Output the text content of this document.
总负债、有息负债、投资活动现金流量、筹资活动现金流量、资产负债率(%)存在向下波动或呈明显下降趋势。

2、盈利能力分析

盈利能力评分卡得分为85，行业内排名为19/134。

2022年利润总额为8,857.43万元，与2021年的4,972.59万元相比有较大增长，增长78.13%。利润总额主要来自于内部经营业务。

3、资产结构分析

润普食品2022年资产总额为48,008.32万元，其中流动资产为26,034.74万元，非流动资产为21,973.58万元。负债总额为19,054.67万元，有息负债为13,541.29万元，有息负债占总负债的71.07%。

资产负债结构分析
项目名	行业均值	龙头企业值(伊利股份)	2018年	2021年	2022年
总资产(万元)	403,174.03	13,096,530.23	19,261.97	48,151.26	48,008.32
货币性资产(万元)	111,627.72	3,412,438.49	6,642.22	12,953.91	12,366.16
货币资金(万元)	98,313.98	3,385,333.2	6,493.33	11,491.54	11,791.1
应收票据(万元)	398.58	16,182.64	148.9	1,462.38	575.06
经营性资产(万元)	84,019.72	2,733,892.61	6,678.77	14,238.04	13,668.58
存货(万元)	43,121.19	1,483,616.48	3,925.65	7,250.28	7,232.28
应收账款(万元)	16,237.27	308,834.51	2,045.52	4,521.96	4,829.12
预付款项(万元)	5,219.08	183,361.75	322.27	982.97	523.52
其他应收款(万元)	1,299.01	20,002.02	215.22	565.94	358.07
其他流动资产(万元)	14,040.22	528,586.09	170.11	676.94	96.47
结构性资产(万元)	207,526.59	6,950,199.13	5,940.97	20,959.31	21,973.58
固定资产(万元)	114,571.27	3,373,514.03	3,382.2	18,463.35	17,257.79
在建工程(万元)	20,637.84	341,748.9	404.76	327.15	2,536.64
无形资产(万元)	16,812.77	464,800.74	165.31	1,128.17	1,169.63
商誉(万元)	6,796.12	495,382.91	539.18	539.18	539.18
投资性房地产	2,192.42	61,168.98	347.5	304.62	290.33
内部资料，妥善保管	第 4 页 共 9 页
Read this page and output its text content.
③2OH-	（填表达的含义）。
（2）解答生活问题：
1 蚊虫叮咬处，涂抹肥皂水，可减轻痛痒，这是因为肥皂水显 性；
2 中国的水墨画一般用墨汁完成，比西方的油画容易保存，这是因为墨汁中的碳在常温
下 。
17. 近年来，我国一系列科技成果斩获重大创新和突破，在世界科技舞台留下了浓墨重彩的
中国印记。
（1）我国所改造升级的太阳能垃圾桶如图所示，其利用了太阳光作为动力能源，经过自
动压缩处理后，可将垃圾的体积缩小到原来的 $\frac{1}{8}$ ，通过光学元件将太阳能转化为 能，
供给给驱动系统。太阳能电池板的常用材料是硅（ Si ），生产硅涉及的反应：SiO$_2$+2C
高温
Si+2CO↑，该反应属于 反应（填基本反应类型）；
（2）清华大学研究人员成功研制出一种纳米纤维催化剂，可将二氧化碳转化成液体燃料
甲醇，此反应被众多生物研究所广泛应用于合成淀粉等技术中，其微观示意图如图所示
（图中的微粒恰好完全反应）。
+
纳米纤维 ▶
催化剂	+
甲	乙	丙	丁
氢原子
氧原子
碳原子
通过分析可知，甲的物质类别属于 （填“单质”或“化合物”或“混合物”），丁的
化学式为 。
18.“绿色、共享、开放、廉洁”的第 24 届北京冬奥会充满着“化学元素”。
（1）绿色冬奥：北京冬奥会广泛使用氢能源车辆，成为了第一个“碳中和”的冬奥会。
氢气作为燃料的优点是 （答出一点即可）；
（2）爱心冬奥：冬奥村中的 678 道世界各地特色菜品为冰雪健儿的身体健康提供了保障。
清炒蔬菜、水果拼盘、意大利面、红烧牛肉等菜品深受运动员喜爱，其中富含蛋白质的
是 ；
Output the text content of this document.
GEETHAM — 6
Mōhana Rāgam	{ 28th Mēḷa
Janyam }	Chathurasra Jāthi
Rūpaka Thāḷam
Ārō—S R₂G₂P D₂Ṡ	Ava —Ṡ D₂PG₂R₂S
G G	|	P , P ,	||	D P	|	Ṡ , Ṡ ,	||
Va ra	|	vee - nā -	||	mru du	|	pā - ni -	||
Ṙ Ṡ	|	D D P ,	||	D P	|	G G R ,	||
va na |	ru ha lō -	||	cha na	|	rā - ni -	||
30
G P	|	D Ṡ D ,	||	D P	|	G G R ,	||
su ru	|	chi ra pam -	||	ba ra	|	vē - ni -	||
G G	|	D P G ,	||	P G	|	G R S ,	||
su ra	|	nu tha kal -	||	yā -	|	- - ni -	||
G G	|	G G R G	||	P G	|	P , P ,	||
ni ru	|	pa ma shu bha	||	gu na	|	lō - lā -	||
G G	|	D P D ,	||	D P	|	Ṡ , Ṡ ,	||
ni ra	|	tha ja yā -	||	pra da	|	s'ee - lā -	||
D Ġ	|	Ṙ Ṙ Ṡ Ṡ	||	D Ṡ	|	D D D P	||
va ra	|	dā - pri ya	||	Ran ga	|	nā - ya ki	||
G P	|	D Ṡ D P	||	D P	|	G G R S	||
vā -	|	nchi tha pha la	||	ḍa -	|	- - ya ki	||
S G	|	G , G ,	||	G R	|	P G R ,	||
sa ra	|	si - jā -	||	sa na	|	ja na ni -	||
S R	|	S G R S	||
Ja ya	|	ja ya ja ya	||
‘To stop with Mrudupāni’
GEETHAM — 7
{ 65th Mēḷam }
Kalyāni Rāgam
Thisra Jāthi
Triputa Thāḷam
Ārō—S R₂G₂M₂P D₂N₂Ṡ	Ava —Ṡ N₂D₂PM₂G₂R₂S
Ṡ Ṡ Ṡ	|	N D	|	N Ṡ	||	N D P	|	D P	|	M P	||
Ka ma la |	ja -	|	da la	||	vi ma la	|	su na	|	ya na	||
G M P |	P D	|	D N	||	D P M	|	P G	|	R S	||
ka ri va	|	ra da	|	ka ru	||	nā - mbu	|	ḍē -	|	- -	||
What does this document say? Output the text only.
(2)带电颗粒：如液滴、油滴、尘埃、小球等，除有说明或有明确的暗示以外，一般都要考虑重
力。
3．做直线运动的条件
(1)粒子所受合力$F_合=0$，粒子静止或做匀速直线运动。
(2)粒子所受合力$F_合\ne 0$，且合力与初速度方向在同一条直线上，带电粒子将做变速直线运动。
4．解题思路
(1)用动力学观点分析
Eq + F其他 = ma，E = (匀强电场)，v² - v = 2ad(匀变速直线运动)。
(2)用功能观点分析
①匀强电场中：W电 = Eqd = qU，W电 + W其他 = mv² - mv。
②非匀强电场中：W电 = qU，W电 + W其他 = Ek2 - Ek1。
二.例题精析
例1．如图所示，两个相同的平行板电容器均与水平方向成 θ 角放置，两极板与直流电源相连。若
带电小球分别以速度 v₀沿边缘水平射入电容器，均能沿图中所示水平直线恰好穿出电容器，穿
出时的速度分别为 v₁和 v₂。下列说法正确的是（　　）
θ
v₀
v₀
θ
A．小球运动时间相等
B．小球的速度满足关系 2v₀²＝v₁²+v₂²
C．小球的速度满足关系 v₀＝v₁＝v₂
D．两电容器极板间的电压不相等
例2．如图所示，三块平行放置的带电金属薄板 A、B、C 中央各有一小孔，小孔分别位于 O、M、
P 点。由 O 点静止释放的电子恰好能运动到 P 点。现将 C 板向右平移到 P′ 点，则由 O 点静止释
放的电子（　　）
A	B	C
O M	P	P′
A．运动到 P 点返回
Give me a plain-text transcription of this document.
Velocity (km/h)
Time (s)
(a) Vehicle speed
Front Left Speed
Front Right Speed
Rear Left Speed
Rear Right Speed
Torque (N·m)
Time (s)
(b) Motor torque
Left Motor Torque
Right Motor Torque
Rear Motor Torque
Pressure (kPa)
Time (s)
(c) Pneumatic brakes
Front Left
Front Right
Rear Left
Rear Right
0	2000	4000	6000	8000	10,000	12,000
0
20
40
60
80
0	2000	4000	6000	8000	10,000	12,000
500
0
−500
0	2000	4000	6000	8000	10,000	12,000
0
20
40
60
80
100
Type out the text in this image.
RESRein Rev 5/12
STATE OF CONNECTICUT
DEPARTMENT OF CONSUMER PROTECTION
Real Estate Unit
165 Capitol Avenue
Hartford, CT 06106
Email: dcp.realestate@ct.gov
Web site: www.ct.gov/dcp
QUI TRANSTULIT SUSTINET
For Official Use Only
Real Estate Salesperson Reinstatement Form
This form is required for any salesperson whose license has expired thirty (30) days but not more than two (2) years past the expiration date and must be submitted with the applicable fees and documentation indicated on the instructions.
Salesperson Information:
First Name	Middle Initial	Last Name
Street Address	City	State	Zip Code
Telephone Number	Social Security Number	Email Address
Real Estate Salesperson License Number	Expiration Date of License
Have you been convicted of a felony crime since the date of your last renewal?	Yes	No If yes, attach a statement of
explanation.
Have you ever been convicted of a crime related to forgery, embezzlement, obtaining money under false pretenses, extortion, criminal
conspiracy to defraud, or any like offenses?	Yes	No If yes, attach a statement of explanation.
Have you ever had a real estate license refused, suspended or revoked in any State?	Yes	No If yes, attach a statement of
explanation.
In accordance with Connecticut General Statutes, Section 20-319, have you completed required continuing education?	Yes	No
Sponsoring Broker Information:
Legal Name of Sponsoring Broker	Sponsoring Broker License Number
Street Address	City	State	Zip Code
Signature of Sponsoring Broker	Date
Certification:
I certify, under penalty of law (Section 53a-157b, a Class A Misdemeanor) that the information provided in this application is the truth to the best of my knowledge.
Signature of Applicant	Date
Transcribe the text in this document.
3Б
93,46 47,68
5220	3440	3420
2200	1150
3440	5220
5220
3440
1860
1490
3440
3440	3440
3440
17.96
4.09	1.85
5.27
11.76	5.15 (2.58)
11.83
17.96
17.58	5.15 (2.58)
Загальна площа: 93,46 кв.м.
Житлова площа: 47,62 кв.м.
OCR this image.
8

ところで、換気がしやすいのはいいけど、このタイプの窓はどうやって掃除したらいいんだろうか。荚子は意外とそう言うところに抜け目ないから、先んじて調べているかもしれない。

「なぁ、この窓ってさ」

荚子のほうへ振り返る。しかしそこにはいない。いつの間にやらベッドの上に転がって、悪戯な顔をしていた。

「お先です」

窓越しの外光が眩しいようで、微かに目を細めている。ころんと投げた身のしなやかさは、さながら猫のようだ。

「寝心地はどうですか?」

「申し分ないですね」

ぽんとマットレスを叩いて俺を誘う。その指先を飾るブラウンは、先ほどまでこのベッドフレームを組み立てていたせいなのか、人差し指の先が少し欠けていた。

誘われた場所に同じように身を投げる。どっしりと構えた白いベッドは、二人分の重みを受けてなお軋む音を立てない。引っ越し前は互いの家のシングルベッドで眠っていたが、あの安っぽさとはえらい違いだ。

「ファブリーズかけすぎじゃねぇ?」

Exercise objective:
Pull out every line from the one with "OCR this image." to the end of the listing, and output only those.

Finished answer:
OCR this image.
8

ところで、換気がしやすいのはいいけど、このタイプの窓はどうやって掃除したらいいんだろうか。荚子は意外とそう言うところに抜け目ないから、先んじて調べているかもしれない。

「なぁ、この窓ってさ」

荚子のほうへ振り返る。しかしそこにはいない。いつの間にやらベッドの上に転がって、悪戯な顔をしていた。

「お先です」

窓越しの外光が眩しいようで、微かに目を細めている。ころんと投げた身のしなやかさは、さながら猫のようだ。

「寝心地はどうですか?」

「申し分ないですね」

ぽんとマットレスを叩いて俺を誘う。その指先を飾るブラウンは、先ほどまでこのベッドフレームを組み立てていたせいなのか、人差し指の先が少し欠けていた。

誘われた場所に同じように身を投げる。どっしりと構えた白いベッドは、二人分の重みを受けてなお軋む音を立てない。引っ越し前は互いの家のシングルベッドで眠っていたが、あの安っぽさとはえらい違いだ。

「ファブリーズかけすぎじゃねぇ?」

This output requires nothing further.